Task input:
»»
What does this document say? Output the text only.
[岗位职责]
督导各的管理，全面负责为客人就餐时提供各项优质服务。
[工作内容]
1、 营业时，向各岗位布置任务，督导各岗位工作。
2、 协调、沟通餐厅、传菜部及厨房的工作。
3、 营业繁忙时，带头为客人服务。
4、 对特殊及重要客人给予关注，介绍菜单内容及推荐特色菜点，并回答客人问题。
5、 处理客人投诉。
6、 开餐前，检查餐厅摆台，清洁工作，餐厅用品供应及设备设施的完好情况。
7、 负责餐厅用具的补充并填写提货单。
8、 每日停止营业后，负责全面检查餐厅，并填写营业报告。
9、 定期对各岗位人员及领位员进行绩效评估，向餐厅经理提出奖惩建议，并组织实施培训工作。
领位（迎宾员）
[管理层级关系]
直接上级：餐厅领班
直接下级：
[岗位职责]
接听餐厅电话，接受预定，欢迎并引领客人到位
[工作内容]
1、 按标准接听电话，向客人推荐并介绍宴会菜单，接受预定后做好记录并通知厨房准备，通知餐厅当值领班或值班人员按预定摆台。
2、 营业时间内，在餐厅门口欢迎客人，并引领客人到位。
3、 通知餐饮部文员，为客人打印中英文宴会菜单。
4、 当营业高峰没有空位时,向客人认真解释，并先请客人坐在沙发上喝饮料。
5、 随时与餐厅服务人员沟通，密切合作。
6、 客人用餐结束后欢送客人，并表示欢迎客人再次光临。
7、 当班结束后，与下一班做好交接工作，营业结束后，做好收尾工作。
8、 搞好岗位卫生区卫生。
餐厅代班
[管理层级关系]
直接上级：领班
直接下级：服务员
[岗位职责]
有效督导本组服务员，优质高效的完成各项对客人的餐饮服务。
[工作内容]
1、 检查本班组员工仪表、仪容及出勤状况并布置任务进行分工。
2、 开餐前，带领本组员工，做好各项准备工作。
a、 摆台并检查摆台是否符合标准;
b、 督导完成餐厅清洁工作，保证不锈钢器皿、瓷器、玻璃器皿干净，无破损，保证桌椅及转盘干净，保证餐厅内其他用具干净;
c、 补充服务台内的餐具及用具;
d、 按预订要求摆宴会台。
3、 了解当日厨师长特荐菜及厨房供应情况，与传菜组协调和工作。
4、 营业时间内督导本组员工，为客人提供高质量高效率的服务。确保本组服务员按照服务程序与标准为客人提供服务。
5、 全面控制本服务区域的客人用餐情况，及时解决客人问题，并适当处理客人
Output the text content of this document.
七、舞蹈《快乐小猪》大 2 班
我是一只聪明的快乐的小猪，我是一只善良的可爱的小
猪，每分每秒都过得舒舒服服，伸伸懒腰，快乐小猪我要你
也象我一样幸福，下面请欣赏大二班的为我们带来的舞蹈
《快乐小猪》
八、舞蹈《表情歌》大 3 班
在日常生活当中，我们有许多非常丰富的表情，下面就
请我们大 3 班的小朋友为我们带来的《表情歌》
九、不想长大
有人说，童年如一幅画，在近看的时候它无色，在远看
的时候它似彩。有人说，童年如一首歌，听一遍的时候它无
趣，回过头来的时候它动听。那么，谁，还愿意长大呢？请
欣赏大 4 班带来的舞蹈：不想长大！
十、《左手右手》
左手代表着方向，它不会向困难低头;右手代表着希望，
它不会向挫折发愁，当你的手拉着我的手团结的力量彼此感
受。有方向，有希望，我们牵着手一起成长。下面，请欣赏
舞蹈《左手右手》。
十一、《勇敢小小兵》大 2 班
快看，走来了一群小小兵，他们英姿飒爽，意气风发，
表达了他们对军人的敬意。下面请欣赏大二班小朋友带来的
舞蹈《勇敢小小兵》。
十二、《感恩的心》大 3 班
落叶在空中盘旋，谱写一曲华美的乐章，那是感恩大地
««
What the exercise asks: Your output consists solely of the lines from the one with "Output the text content of this document." through the last line, copied exactly.

In response:
Output the text content of this document.
七、舞蹈《快乐小猪》大 2 班
我是一只聪明的快乐的小猪，我是一只善良的可爱的小
猪，每分每秒都过得舒舒服服，伸伸懒腰，快乐小猪我要你
也象我一样幸福，下面请欣赏大二班的为我们带来的舞蹈
《快乐小猪》
八、舞蹈《表情歌》大 3 班
在日常生活当中，我们有许多非常丰富的表情，下面就
请我们大 3 班的小朋友为我们带来的《表情歌》
九、不想长大
有人说，童年如一幅画，在近看的时候它无色，在远看
的时候它似彩。有人说，童年如一首歌，听一遍的时候它无
趣，回过头来的时候它动听。那么，谁，还愿意长大呢？请
欣赏大 4 班带来的舞蹈：不想长大！
十、《左手右手》
左手代表着方向，它不会向困难低头;右手代表着希望，
它不会向挫折发愁，当你的手拉着我的手团结的力量彼此感
受。有方向，有希望，我们牵着手一起成长。下面，请欣赏
舞蹈《左手右手》。
十一、《勇敢小小兵》大 2 班
快看，走来了一群小小兵，他们英姿飒爽，意气风发，
表达了他们对军人的敬意。下面请欣赏大二班小朋友带来的
舞蹈《勇敢小小兵》。
十二、《感恩的心》大 3 班
落叶在空中盘旋，谱写一曲华美的乐章，那是感恩大地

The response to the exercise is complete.